▶ WHAT YOU SHOULD DO: Filter these entries so that only lines with the word "Сентября" remain.

▶ MATERIAL TO PROCESS:
begin

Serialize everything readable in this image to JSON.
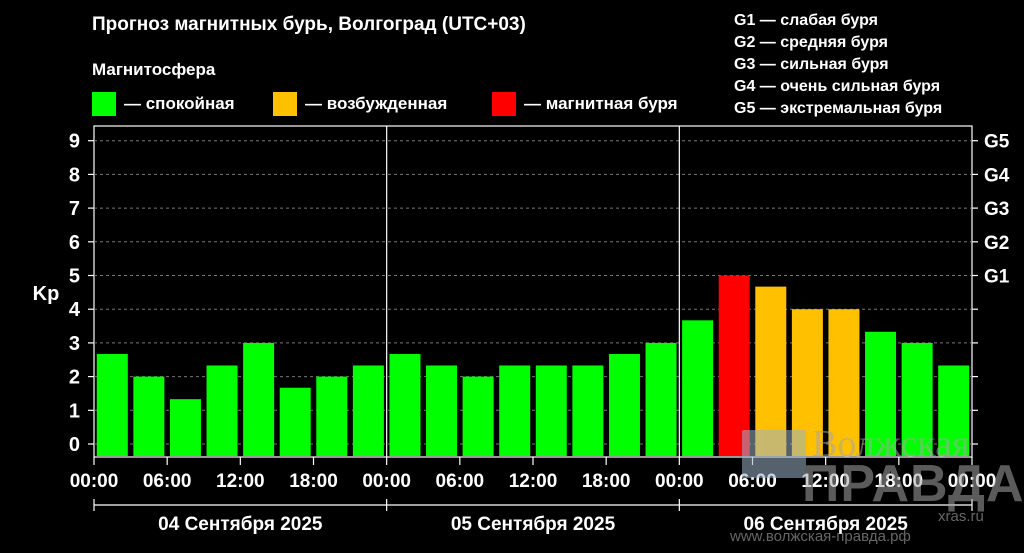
{
  "header": {
    "title": "Прогноз магнитных бурь, Волгоград (UTC+03)",
    "subtitle": "Магнитосфера"
  },
  "legend": [
    {
      "label": "— спокойная",
      "color": "#00ff00"
    },
    {
      "label": "— возбужденная",
      "color": "#ffc000"
    },
    {
      "label": "— магнитная буря",
      "color": "#ff0000"
    }
  ],
  "g_legend": [
    "G1 — слабая буря",
    "G2 — средняя буря",
    "G3 — сильная буря",
    "G4 — очень сильная буря",
    "G5 — экстремальная буря"
  ],
  "watermark": {
    "line1": "Волжская",
    "line2": "ПРАВДА",
    "line3": "xras.ru",
    "line4": "www.волжская-правда.рф"
  },
  "chart_data": {
    "type": "bar",
    "ylabel": "Kp",
    "ylim": [
      0,
      9
    ],
    "yticks": [
      "0",
      "1",
      "2",
      "3",
      "4",
      "5",
      "6",
      "7",
      "8",
      "9"
    ],
    "right_ticks": [
      {
        "value": 5,
        "label": "G1"
      },
      {
        "value": 6,
        "label": "G2"
      },
      {
        "value": 7,
        "label": "G3"
      },
      {
        "value": 8,
        "label": "G4"
      },
      {
        "value": 9,
        "label": "G5"
      }
    ],
    "grid": true,
    "xtick_labels": [
      "00:00",
      "06:00",
      "12:00",
      "18:00",
      "00:00",
      "06:00",
      "12:00",
      "18:00",
      "00:00",
      "06:00",
      "12:00",
      "18:00",
      "00:00"
    ],
    "days": [
      "04 Сентября 2025",
      "05 Сентября 2025",
      "06 Сентября 2025"
    ],
    "bar_colors": {
      "quiet": "#00ff00",
      "active": "#ffc000",
      "storm": "#ff0000"
    },
    "values": [
      2.67,
      2.0,
      1.33,
      2.33,
      3.0,
      1.67,
      2.0,
      2.33,
      2.67,
      2.33,
      2.0,
      2.33,
      2.33,
      2.33,
      2.67,
      3.0,
      3.67,
      5.0,
      4.67,
      4.0,
      4.0,
      3.33,
      3.0,
      2.33
    ],
    "levels": [
      "quiet",
      "quiet",
      "quiet",
      "quiet",
      "quiet",
      "quiet",
      "quiet",
      "quiet",
      "quiet",
      "quiet",
      "quiet",
      "quiet",
      "quiet",
      "quiet",
      "quiet",
      "quiet",
      "quiet",
      "storm",
      "active",
      "active",
      "active",
      "quiet",
      "quiet",
      "quiet"
    ]
  }
}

end

▶ ANSWER TO THIS EXERCISE:
      "04 Сентября 2025",
      "05 Сентября 2025",
      "06 Сентября 2025"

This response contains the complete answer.